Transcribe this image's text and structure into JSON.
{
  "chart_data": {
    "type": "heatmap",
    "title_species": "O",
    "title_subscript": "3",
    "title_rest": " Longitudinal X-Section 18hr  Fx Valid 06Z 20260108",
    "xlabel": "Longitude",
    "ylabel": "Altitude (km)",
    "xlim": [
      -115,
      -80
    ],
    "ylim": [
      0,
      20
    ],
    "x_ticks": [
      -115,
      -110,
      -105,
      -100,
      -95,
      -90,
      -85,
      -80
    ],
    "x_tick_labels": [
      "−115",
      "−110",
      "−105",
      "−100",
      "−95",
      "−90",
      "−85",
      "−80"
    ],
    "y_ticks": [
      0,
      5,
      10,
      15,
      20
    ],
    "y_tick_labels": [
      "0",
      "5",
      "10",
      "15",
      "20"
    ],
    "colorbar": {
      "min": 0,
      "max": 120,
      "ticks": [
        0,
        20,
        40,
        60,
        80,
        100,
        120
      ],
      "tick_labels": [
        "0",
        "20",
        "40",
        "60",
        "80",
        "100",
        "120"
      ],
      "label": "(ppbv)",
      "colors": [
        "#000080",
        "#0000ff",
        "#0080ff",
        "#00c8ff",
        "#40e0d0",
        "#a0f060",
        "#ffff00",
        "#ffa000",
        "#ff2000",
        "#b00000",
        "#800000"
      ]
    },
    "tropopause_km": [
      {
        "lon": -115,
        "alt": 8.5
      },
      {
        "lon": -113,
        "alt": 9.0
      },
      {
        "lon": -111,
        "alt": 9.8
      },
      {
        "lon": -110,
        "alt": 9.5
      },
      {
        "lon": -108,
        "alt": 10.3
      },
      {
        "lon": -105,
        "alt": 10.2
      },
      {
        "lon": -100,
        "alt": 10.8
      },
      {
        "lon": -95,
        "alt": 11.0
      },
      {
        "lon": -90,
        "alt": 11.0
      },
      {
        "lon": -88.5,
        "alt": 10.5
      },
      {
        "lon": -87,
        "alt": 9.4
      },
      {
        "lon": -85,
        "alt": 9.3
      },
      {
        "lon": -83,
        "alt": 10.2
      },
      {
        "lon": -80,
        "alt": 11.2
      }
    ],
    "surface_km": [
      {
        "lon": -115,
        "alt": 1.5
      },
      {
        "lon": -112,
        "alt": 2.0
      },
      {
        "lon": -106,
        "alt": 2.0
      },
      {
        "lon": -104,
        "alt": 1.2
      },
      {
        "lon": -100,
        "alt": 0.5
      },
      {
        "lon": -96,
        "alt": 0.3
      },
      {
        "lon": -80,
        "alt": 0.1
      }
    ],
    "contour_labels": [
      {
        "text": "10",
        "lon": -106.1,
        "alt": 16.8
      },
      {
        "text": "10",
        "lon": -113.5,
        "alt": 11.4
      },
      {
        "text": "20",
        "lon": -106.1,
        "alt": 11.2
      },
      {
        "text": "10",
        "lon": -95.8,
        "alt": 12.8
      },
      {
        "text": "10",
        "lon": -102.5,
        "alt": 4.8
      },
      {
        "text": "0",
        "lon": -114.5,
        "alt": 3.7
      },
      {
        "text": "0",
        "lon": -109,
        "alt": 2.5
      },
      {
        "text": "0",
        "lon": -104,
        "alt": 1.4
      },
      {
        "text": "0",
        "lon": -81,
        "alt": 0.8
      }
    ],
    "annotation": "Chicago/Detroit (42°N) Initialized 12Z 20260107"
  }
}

•••

__WRITTEN REQUEST__
Would you give the material above again, complete and exact?

__RESPONSE__
Transcribe this image's text and structure into JSON.
{
  "chart_data": {
    "type": "heatmap",
    "title_species": "O",
    "title_subscript": "3",
    "title_rest": " Longitudinal X-Section 18hr  Fx Valid 06Z 20260108",
    "xlabel": "Longitude",
    "ylabel": "Altitude (km)",
    "xlim": [
      -115,
      -80
    ],
    "ylim": [
      0,
      20
    ],
    "x_ticks": [
      -115,
      -110,
      -105,
      -100,
      -95,
      -90,
      -85,
      -80
    ],
    "x_tick_labels": [
      "−115",
      "−110",
      "−105",
      "−100",
      "−95",
      "−90",
      "−85",
      "−80"
    ],
    "y_ticks": [
      0,
      5,
      10,
      15,
      20
    ],
    "y_tick_labels": [
      "0",
      "5",
      "10",
      "15",
      "20"
    ],
    "colorbar": {
      "min": 0,
      "max": 120,
      "ticks": [
        0,
        20,
        40,
        60,
        80,
        100,
        120
      ],
      "tick_labels": [
        "0",
        "20",
        "40",
        "60",
        "80",
        "100",
        "120"
      ],
      "label": "(ppbv)",
      "colors": [
        "#000080",
        "#0000ff",
        "#0080ff",
        "#00c8ff",
        "#40e0d0",
        "#a0f060",
        "#ffff00",
        "#ffa000",
        "#ff2000",
        "#b00000",
        "#800000"
      ]
    },
    "tropopause_km": [
      {
        "lon": -115,
        "alt": 8.5
      },
      {
        "lon": -113,
        "alt": 9.0
      },
      {
        "lon": -111,
        "alt": 9.8
      },
      {
        "lon": -110,
        "alt": 9.5
      },
      {
        "lon": -108,
        "alt": 10.3
      },
      {
        "lon": -105,
        "alt": 10.2
      },
      {
        "lon": -100,
        "alt": 10.8
      },
      {
        "lon": -95,
        "alt": 11.0
      },
      {
        "lon": -90,
        "alt": 11.0
      },
      {
        "lon": -88.5,
        "alt": 10.5
      },
      {
        "lon": -87,
        "alt": 9.4
      },
      {
        "lon": -85,
        "alt": 9.3
      },
      {
        "lon": -83,
        "alt": 10.2
      },
      {
        "lon": -80,
        "alt": 11.2
      }
    ],
    "surface_km": [
      {
        "lon": -115,
        "alt": 1.5
      },
      {
        "lon": -112,
        "alt": 2.0
      },
      {
        "lon": -106,
        "alt": 2.0
      },
      {
        "lon": -104,
        "alt": 1.2
      },
      {
        "lon": -100,
        "alt": 0.5
      },
      {
        "lon": -96,
        "alt": 0.3
      },
      {
        "lon": -80,
        "alt": 0.1
      }
    ],
    "contour_labels": [
      {
        "text": "10",
        "lon": -106.1,
        "alt": 16.8
      },
      {
        "text": "10",
        "lon": -113.5,
        "alt": 11.4
      },
      {
        "text": "20",
        "lon": -106.1,
        "alt": 11.2
      },
      {
        "text": "10",
        "lon": -95.8,
        "alt": 12.8
      },
      {
        "text": "10",
        "lon": -102.5,
        "alt": 4.8
      },
      {
        "text": "0",
        "lon": -114.5,
        "alt": 3.7
      },
      {
        "text": "0",
        "lon": -109,
        "alt": 2.5
      },
      {
        "text": "0",
        "lon": -104,
        "alt": 1.4
      },
      {
        "text": "0",
        "lon": -81,
        "alt": 0.8
      }
    ],
    "annotation": "Chicago/Detroit (42°N) Initialized 12Z 20260107"
  }
}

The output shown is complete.